-- Dataset records start --
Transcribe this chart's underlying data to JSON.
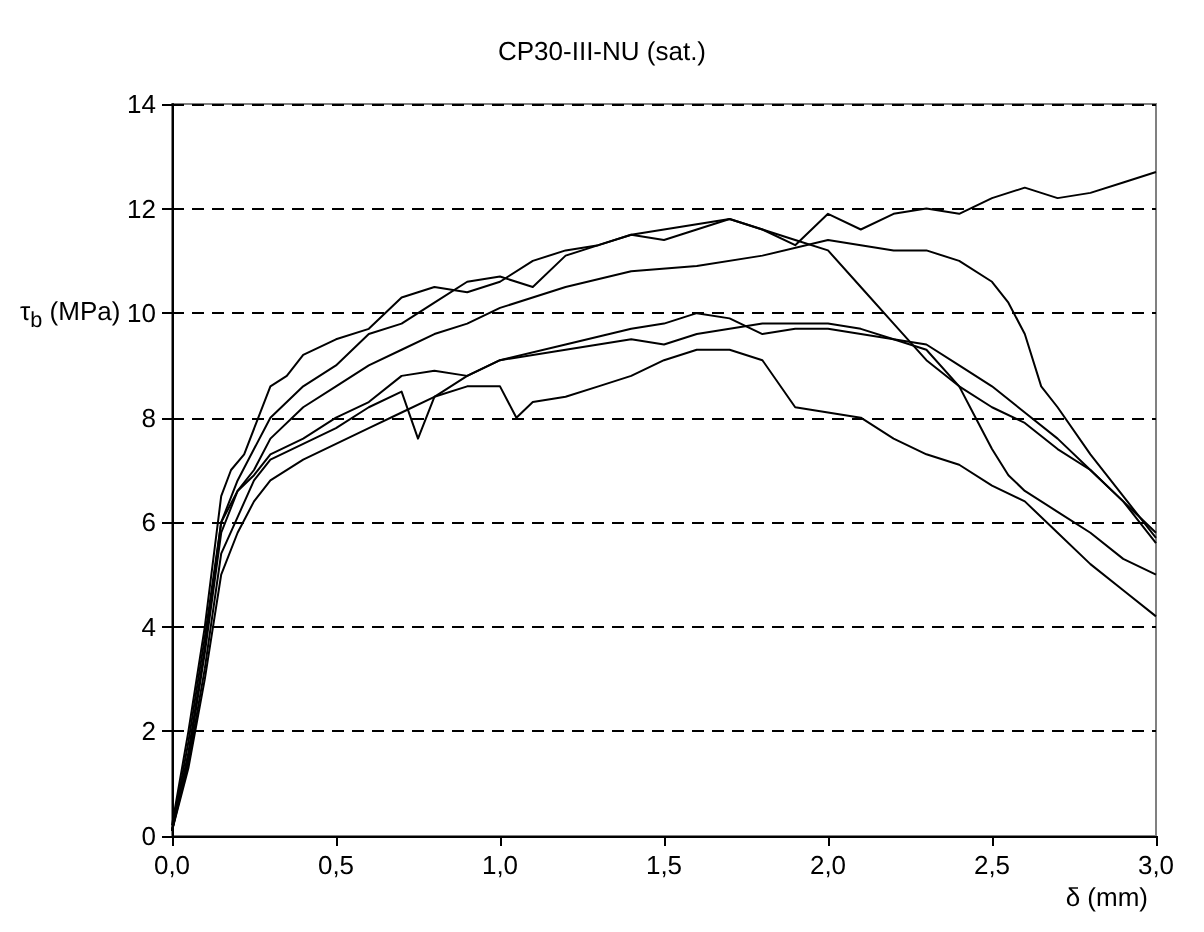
{
  "chart_data": {
    "type": "line",
    "title": "CP30-III-NU (sat.)",
    "xlabel": "δ (mm)",
    "ylabel": "τ$_{b}$ (MPa)",
    "xlim": [
      0,
      3
    ],
    "xticks": [
      {
        "value": 0,
        "label": "0,0"
      },
      {
        "value": 0.5,
        "label": "0,5"
      },
      {
        "value": 1,
        "label": "1,0"
      },
      {
        "value": 1.5,
        "label": "1,5"
      },
      {
        "value": 2,
        "label": "2,0"
      },
      {
        "value": 2.5,
        "label": "2,5"
      },
      {
        "value": 3,
        "label": "3,0"
      }
    ],
    "ylim": [
      0,
      14
    ],
    "yticks": [
      0,
      2,
      4,
      6,
      8,
      10,
      12,
      14
    ],
    "grid": "y",
    "marker": "none",
    "line_style": "solid",
    "series": [
      {
        "color": "#000000",
        "x": [
          0,
          0.05,
          0.1,
          0.15,
          0.18,
          0.22,
          0.3,
          0.35,
          0.4,
          0.5,
          0.6,
          0.7,
          0.8,
          0.9,
          1.0,
          1.1,
          1.2,
          1.3,
          1.4,
          1.5,
          1.6,
          1.7,
          1.8,
          1.9,
          2.0,
          2.1,
          2.2,
          2.3,
          2.4,
          2.5,
          2.6,
          2.7,
          2.8,
          2.9,
          3.0
        ],
        "values": [
          0.2,
          2,
          4,
          6.5,
          7,
          7.3,
          8.6,
          8.8,
          9.2,
          9.5,
          9.7,
          10.3,
          10.5,
          10.4,
          10.6,
          11,
          11.2,
          11.3,
          11.5,
          11.4,
          11.6,
          11.8,
          11.6,
          11.3,
          11.9,
          11.6,
          11.9,
          12,
          11.9,
          12.2,
          12.4,
          12.2,
          12.3,
          12.5,
          12.7
        ]
      },
      {
        "color": "#000000",
        "x": [
          0,
          0.05,
          0.1,
          0.15,
          0.2,
          0.25,
          0.3,
          0.4,
          0.5,
          0.6,
          0.7,
          0.8,
          0.9,
          1.0,
          1.1,
          1.2,
          1.3,
          1.4,
          1.5,
          1.6,
          1.7,
          1.8,
          1.9,
          2.0,
          2.1,
          2.2,
          2.3,
          2.4,
          2.5,
          2.6,
          2.7,
          2.8,
          2.9,
          3.0
        ],
        "values": [
          0.1,
          1.8,
          3.8,
          6,
          6.8,
          7.4,
          8,
          8.6,
          9,
          9.6,
          9.8,
          10.2,
          10.6,
          10.7,
          10.5,
          11.1,
          11.3,
          11.5,
          11.6,
          11.7,
          11.8,
          11.6,
          11.4,
          11.2,
          10.5,
          9.8,
          9.1,
          8.6,
          8.2,
          7.9,
          7.4,
          7,
          6.4,
          5.6
        ]
      },
      {
        "color": "#000000",
        "x": [
          0,
          0.05,
          0.1,
          0.15,
          0.2,
          0.25,
          0.3,
          0.4,
          0.5,
          0.6,
          0.7,
          0.8,
          0.9,
          1.0,
          1.2,
          1.4,
          1.6,
          1.8,
          2.0,
          2.1,
          2.2,
          2.3,
          2.4,
          2.5,
          2.55,
          2.6,
          2.65,
          2.7,
          2.8,
          2.9,
          3.0
        ],
        "values": [
          0.1,
          1.5,
          3.5,
          5.8,
          6.6,
          7,
          7.6,
          8.2,
          8.6,
          9,
          9.3,
          9.6,
          9.8,
          10.1,
          10.5,
          10.8,
          10.9,
          11.1,
          11.4,
          11.3,
          11.2,
          11.2,
          11,
          10.6,
          10.2,
          9.6,
          8.6,
          8.2,
          7.3,
          6.5,
          5.7
        ]
      },
      {
        "color": "#000000",
        "x": [
          0,
          0.05,
          0.1,
          0.15,
          0.2,
          0.25,
          0.3,
          0.4,
          0.5,
          0.6,
          0.7,
          0.8,
          0.9,
          1.0,
          1.2,
          1.4,
          1.5,
          1.6,
          1.7,
          1.8,
          1.9,
          2.0,
          2.1,
          2.2,
          2.3,
          2.4,
          2.45,
          2.5,
          2.55,
          2.6,
          2.7,
          2.8,
          2.9,
          3.0
        ],
        "values": [
          0.1,
          1.6,
          3.6,
          6,
          6.6,
          6.9,
          7.3,
          7.6,
          8,
          8.3,
          8.8,
          8.9,
          8.8,
          9.1,
          9.4,
          9.7,
          9.8,
          10,
          9.9,
          9.6,
          9.7,
          9.7,
          9.6,
          9.5,
          9.3,
          8.6,
          8,
          7.4,
          6.9,
          6.6,
          6.2,
          5.8,
          5.3,
          5.0
        ]
      },
      {
        "color": "#000000",
        "x": [
          0,
          0.05,
          0.1,
          0.15,
          0.2,
          0.25,
          0.3,
          0.4,
          0.5,
          0.6,
          0.7,
          0.75,
          0.8,
          0.9,
          1.0,
          1.2,
          1.4,
          1.5,
          1.6,
          1.8,
          2.0,
          2.1,
          2.2,
          2.3,
          2.4,
          2.5,
          2.6,
          2.7,
          2.8,
          2.9,
          3.0
        ],
        "values": [
          0.1,
          1.4,
          3.2,
          5.4,
          6.1,
          6.8,
          7.2,
          7.5,
          7.8,
          8.2,
          8.5,
          7.6,
          8.4,
          8.8,
          9.1,
          9.3,
          9.5,
          9.4,
          9.6,
          9.8,
          9.8,
          9.7,
          9.5,
          9.4,
          9.0,
          8.6,
          8.1,
          7.6,
          7,
          6.4,
          5.8
        ]
      },
      {
        "color": "#000000",
        "x": [
          0,
          0.05,
          0.1,
          0.15,
          0.2,
          0.25,
          0.3,
          0.4,
          0.5,
          0.6,
          0.7,
          0.8,
          0.9,
          1.0,
          1.05,
          1.1,
          1.2,
          1.3,
          1.4,
          1.5,
          1.6,
          1.7,
          1.8,
          1.9,
          2.0,
          2.1,
          2.2,
          2.3,
          2.4,
          2.5,
          2.6,
          2.7,
          2.8,
          2.9,
          3.0
        ],
        "values": [
          0.1,
          1.3,
          3,
          5,
          5.8,
          6.4,
          6.8,
          7.2,
          7.5,
          7.8,
          8.1,
          8.4,
          8.6,
          8.6,
          8,
          8.3,
          8.4,
          8.6,
          8.8,
          9.1,
          9.3,
          9.3,
          9.1,
          8.2,
          8.1,
          8.0,
          7.6,
          7.3,
          7.1,
          6.7,
          6.4,
          5.8,
          5.2,
          4.7,
          4.2
        ]
      }
    ]
  }
}
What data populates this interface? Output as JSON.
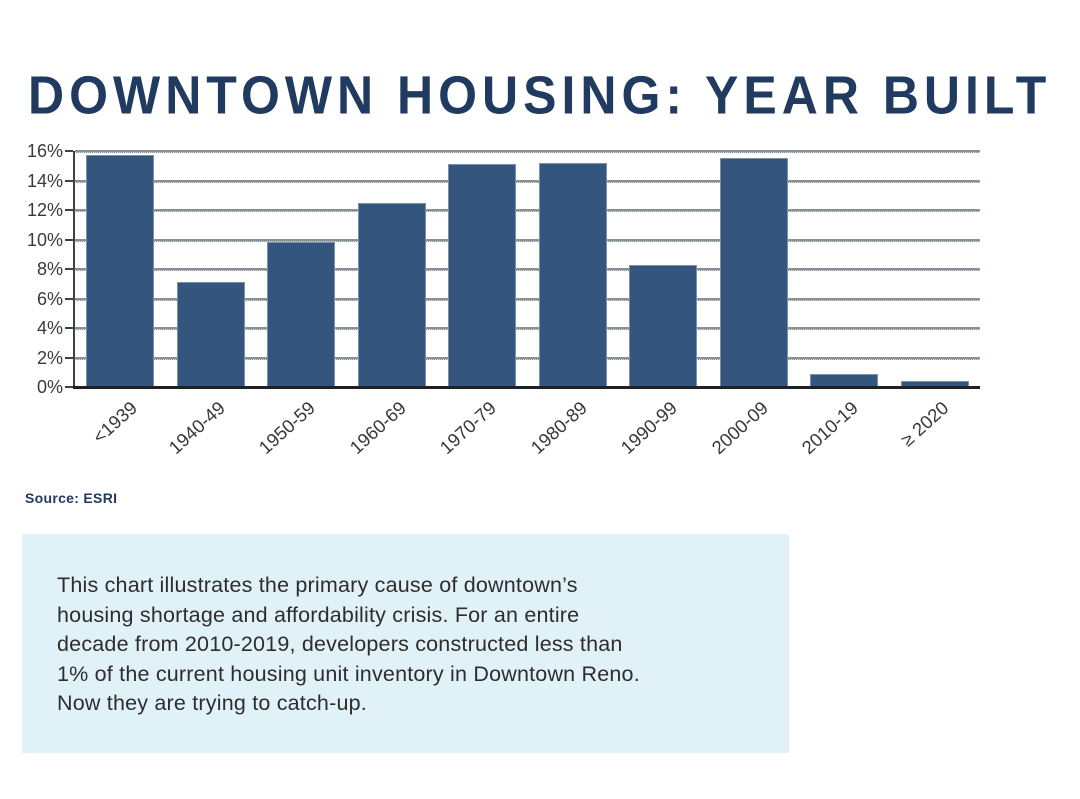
{
  "page": {
    "title": "DOWNTOWN HOUSING: YEAR BUILT",
    "source": "Source: ESRI"
  },
  "chart_data": {
    "type": "bar",
    "title": "DOWNTOWN HOUSING: YEAR BUILT",
    "categories": [
      "<1939",
      "1940-49",
      "1950-59",
      "1960-69",
      "1970-79",
      "1980-89",
      "1990-99",
      "2000-09",
      "2010-19",
      "≥ 2020"
    ],
    "values": [
      15.7,
      7.1,
      9.8,
      12.5,
      15.1,
      15.2,
      8.3,
      15.5,
      0.9,
      0.4
    ],
    "unit": "%",
    "xlabel": "",
    "ylabel": "",
    "ylim": [
      0,
      16
    ],
    "ytick_step": 2,
    "ytick_labels": [
      "16%",
      "14%",
      "12%",
      "10%",
      "8%",
      "6%",
      "4%",
      "2%",
      "0%"
    ],
    "grid": "horizontal",
    "legend": "none",
    "bar_color": "#34567E",
    "source": "Source: ESRI"
  },
  "note": {
    "lines": [
      "This chart illustrates the primary cause of downtown’s",
      "housing shortage and affordability crisis. For an entire",
      "decade from 2010-2019, developers constructed less than",
      "1% of the current housing unit inventory in Downtown Reno.",
      "Now they are trying to catch-up."
    ]
  },
  "colors": {
    "title_navy": "#203A60",
    "bar_fill": "#34567E",
    "note_bg": "#E1F1F8",
    "gridline": "#8A9095",
    "axis": "#3E4244",
    "tick_label": "#3A3A3A"
  }
}
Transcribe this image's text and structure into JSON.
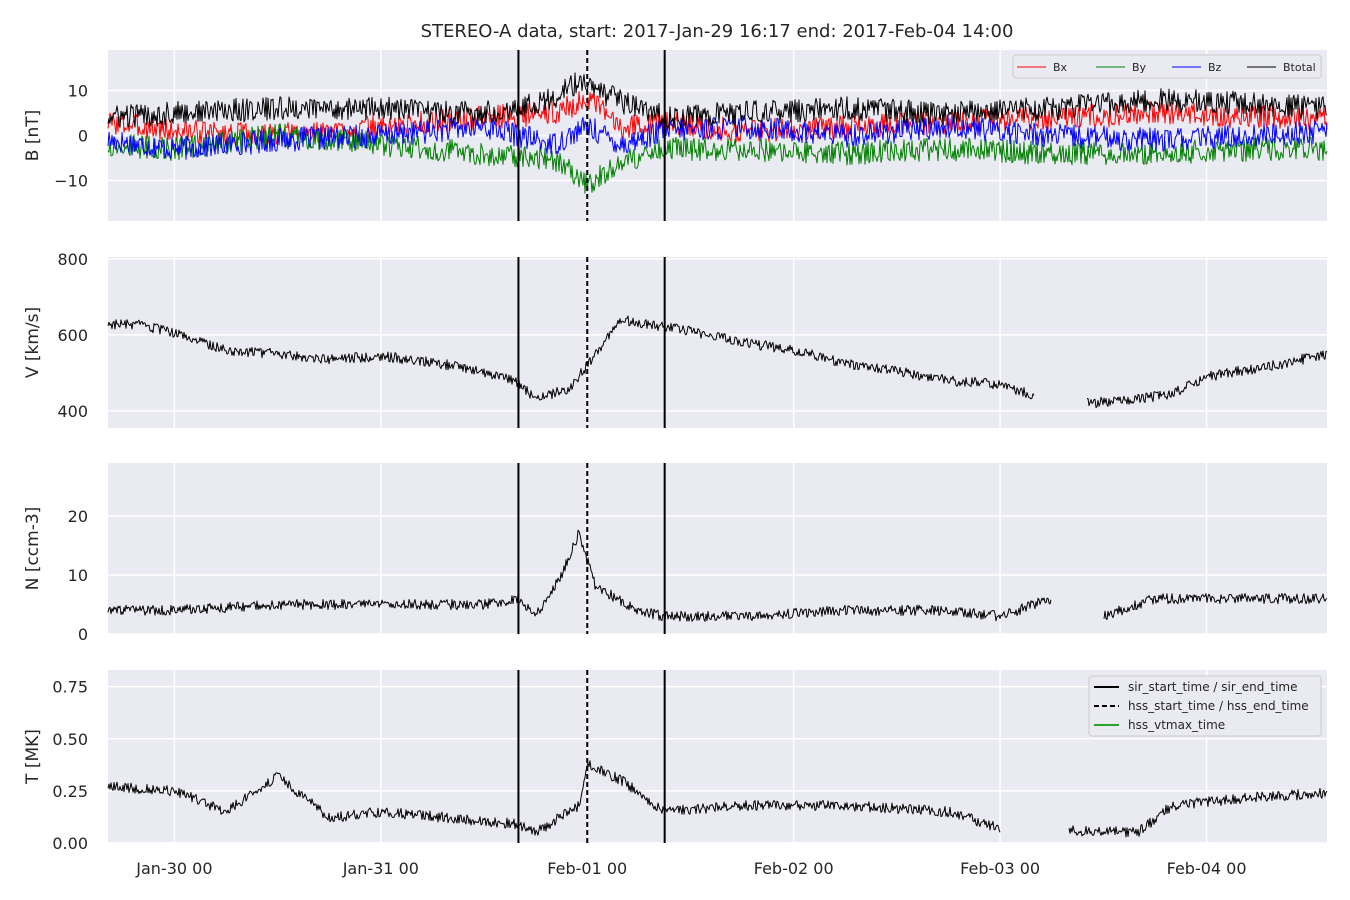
-- Dataset records end --
Find and copy every line in the entries above where the string "Transcribe" occurs.

Transcribe this chart's underlying data to JSON.
Transcribe this image's text and structure into JSON.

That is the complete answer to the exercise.